_Supplied data:_
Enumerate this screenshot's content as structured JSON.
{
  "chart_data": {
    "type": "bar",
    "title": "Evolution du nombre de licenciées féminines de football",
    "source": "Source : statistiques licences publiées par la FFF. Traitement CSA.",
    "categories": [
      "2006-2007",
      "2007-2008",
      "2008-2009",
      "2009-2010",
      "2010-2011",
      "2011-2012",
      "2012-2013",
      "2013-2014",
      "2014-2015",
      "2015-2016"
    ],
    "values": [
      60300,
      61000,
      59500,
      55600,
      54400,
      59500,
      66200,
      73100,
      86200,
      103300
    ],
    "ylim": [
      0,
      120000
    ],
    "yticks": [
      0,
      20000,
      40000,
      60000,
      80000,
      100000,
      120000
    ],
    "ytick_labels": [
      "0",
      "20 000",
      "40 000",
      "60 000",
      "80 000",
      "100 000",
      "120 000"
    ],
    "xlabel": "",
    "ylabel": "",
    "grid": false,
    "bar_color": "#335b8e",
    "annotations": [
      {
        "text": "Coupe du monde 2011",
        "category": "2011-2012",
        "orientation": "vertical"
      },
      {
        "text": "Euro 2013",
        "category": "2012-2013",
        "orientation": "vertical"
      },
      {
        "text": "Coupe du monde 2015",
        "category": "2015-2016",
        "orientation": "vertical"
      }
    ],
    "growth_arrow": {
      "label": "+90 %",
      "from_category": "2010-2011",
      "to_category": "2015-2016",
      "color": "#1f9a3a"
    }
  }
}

_The problem:_
Search the entries for the word "monde" and copy every line that has it.

_Complete answer:_
        "text": "Coupe du monde 2011",
        "text": "Coupe du monde 2015",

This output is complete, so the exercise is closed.